Problem:
Copy out every line in the entries below that includes "JSON".

Figure collection entries:
Start
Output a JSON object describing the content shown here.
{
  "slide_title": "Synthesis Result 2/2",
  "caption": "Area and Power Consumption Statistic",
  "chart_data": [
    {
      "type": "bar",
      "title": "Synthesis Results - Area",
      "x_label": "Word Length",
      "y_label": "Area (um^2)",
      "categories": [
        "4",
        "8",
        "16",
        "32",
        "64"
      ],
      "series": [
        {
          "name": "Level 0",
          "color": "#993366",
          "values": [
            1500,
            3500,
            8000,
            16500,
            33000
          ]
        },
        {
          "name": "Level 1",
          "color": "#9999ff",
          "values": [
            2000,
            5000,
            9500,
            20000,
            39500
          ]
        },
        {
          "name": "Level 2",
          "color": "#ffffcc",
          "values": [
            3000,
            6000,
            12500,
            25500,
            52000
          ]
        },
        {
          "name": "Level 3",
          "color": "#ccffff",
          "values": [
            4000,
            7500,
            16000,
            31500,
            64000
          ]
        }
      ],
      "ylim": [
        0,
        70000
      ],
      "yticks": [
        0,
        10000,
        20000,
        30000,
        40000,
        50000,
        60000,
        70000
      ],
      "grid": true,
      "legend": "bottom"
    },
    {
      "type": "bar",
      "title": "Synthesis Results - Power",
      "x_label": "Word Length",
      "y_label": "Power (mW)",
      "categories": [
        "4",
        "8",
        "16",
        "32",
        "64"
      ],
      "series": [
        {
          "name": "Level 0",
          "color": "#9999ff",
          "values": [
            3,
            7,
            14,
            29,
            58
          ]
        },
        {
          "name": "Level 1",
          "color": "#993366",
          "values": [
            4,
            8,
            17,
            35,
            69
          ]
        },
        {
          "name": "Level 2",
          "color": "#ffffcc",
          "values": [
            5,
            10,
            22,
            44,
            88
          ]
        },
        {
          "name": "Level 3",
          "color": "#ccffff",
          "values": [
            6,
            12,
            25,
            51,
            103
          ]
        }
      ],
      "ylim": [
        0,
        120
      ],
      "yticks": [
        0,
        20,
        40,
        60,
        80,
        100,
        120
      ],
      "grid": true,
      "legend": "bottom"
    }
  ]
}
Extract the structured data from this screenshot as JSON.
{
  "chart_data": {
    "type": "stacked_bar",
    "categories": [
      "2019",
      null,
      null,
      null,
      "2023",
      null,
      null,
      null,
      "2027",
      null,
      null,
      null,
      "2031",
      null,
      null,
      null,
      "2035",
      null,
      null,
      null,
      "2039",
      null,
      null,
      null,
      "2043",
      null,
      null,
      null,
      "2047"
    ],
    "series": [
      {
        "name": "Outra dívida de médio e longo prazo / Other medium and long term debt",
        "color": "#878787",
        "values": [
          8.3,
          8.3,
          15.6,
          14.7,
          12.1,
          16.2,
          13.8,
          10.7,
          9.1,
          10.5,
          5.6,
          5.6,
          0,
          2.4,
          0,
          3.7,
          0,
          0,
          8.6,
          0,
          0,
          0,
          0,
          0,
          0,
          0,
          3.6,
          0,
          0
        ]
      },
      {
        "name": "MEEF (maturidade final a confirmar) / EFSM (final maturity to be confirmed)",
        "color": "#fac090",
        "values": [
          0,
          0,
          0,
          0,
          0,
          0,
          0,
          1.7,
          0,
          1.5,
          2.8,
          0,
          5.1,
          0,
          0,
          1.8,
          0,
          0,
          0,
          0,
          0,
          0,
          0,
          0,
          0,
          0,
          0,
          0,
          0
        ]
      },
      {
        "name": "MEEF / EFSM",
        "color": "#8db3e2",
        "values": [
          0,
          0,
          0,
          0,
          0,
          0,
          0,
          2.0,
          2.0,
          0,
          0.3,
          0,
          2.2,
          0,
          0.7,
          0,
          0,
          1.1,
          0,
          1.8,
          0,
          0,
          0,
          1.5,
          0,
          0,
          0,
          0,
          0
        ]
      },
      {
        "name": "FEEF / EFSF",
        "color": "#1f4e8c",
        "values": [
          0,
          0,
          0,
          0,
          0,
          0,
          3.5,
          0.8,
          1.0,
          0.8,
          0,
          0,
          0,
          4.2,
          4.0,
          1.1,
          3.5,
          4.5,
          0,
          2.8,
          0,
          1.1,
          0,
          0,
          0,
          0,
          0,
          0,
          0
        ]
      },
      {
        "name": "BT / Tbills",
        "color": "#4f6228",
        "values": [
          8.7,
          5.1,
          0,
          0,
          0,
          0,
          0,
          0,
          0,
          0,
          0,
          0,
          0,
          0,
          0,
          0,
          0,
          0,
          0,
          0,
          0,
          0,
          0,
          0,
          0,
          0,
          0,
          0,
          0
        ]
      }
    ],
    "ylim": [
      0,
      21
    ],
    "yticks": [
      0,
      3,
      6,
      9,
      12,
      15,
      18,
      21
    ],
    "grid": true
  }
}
End
Solution below:
Output a JSON object describing the content shown here.
Extract the structured data from this screenshot as JSON.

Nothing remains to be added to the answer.